• _WRITTEN EXERCISE_
Lines containing the string "buco" are to be collected in full.
[start MATERIAL]
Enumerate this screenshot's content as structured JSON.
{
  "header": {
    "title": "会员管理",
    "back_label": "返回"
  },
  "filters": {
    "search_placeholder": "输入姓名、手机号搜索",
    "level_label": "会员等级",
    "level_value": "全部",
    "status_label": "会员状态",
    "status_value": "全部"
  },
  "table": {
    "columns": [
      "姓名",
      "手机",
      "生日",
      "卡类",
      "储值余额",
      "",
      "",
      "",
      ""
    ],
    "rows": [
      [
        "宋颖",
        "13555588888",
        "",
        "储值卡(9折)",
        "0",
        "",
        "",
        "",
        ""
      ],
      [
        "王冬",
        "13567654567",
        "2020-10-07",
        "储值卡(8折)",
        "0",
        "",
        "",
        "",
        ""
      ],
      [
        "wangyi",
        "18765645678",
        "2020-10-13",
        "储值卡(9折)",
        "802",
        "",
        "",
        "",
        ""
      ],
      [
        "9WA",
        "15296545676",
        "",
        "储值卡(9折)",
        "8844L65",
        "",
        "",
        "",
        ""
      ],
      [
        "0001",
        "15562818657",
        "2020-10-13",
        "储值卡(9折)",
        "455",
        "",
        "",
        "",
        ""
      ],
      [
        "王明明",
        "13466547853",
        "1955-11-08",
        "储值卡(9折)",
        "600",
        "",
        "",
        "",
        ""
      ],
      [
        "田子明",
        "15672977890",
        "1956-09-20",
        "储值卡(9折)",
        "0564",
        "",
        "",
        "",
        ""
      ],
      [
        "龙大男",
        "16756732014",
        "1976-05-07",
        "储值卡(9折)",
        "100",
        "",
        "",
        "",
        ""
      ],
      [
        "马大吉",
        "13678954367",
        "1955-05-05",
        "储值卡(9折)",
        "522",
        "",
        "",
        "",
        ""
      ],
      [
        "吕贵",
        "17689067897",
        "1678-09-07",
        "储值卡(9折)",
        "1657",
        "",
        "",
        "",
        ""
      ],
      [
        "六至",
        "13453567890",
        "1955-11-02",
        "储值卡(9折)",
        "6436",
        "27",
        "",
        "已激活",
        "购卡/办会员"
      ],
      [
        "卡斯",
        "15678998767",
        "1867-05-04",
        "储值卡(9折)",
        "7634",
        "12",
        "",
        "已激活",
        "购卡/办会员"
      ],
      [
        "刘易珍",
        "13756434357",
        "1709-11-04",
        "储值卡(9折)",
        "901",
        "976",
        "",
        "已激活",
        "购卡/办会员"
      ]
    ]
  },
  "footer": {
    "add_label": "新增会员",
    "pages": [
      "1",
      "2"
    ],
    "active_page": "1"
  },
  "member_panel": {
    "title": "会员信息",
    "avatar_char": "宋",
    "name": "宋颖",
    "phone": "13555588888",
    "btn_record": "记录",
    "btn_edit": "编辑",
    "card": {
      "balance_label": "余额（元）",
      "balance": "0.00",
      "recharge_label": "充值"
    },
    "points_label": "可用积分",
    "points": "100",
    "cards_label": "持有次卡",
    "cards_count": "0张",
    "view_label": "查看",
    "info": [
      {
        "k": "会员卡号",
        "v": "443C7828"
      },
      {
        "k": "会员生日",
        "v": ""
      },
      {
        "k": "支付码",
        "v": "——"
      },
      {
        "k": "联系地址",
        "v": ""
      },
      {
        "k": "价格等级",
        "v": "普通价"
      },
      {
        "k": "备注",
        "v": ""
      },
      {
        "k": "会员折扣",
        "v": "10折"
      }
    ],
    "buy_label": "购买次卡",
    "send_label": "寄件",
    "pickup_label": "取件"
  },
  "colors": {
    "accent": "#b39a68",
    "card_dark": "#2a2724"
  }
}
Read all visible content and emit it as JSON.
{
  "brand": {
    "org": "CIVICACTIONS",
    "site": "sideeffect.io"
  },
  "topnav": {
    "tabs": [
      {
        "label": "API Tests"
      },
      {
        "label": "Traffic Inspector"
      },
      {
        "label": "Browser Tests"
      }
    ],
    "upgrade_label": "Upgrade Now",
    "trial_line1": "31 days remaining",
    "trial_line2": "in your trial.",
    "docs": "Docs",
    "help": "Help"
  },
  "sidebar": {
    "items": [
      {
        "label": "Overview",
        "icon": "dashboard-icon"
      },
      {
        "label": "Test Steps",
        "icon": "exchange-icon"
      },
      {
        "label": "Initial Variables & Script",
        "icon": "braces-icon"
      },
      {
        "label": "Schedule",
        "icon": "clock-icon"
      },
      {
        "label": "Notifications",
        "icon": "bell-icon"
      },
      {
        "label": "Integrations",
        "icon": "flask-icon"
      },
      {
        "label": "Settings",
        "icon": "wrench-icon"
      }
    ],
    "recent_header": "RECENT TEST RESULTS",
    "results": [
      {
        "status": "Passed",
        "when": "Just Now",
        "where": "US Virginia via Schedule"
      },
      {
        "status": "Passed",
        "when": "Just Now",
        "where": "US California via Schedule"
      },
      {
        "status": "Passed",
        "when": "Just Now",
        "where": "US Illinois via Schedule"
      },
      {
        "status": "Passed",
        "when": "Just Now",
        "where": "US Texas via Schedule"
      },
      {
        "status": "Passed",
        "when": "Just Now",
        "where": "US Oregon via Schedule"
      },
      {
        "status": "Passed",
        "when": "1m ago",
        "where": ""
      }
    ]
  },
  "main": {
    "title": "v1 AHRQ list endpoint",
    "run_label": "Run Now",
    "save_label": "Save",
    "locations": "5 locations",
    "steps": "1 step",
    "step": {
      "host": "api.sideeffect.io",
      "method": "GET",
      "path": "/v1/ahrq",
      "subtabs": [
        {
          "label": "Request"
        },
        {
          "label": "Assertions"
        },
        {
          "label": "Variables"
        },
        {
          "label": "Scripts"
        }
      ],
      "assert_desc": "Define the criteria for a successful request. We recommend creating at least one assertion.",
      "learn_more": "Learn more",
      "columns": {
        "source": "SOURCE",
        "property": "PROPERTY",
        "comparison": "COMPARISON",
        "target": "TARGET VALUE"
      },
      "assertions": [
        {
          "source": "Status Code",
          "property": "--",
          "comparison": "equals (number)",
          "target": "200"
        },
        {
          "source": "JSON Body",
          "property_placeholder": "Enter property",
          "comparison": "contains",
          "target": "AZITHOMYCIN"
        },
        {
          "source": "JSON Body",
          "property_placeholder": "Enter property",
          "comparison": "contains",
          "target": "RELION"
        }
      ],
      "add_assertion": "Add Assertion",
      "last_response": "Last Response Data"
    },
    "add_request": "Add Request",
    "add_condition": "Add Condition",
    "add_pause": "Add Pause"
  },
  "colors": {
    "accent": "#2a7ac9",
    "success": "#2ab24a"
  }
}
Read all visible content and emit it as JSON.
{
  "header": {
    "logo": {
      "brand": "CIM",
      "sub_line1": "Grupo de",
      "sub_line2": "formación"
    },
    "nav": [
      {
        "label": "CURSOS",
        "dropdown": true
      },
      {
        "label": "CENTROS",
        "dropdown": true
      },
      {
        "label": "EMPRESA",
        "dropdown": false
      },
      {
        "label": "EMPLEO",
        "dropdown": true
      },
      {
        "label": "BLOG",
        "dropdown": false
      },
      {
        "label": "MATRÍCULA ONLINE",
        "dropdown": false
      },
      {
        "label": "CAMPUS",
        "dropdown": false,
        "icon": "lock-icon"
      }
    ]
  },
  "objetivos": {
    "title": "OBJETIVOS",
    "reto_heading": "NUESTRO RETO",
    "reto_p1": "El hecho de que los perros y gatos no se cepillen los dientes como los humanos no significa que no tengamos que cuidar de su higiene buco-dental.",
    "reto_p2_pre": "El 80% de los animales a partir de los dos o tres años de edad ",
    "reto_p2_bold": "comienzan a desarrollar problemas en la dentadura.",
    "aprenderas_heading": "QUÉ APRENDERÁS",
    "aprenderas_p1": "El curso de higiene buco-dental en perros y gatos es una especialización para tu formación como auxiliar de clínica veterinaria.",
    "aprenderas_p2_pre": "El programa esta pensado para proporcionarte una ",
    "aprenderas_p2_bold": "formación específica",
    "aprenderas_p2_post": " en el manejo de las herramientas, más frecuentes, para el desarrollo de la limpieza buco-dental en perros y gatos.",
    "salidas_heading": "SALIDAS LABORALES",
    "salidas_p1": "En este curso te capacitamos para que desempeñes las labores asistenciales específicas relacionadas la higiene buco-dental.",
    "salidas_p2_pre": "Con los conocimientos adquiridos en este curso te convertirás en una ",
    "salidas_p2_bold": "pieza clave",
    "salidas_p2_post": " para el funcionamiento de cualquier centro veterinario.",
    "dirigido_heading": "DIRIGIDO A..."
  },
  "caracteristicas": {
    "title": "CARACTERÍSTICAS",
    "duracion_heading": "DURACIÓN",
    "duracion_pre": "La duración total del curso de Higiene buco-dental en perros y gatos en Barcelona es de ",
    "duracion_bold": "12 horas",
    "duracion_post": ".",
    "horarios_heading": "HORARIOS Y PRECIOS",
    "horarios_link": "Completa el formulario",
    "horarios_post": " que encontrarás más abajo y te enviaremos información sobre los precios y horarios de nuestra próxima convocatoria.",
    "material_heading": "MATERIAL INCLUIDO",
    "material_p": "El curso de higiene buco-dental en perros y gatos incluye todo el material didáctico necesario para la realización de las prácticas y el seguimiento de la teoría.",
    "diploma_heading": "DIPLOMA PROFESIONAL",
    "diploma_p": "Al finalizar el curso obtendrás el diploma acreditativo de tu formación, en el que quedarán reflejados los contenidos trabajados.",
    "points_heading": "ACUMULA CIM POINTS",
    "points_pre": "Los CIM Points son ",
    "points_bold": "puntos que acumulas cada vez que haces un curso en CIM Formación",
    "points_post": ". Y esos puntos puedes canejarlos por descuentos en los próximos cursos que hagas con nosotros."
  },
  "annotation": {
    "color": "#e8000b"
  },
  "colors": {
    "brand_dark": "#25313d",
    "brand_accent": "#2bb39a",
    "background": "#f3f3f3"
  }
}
[end MATERIAL]
• _EXERCISE RESULT_
    "reto_p1": "El hecho de que los perros y gatos no se cepillen los dientes como los humanos no significa que no tengamos que cuidar de su higiene buco-dental.",
    "aprenderas_p1": "El curso de higiene buco-dental en perros y gatos es una especialización para tu formación como auxiliar de clínica veterinaria.",
    "aprenderas_p2_post": " en el manejo de las herramientas, más frecuentes, para el desarrollo de la limpieza buco-dental en perros y gatos.",
    "salidas_p1": "En este curso te capacitamos para que desempeñes las labores asistenciales específicas relacionadas la higiene buco-dental.",
    "duracion_pre": "La duración total del curso de Higiene buco-dental en perros y gatos en Barcelona es de ",
    "material_p": "El curso de higiene buco-dental en perros y gatos incluye todo el material didáctico necesario para la realización de las prácticas y el seguimiento de la teoría.",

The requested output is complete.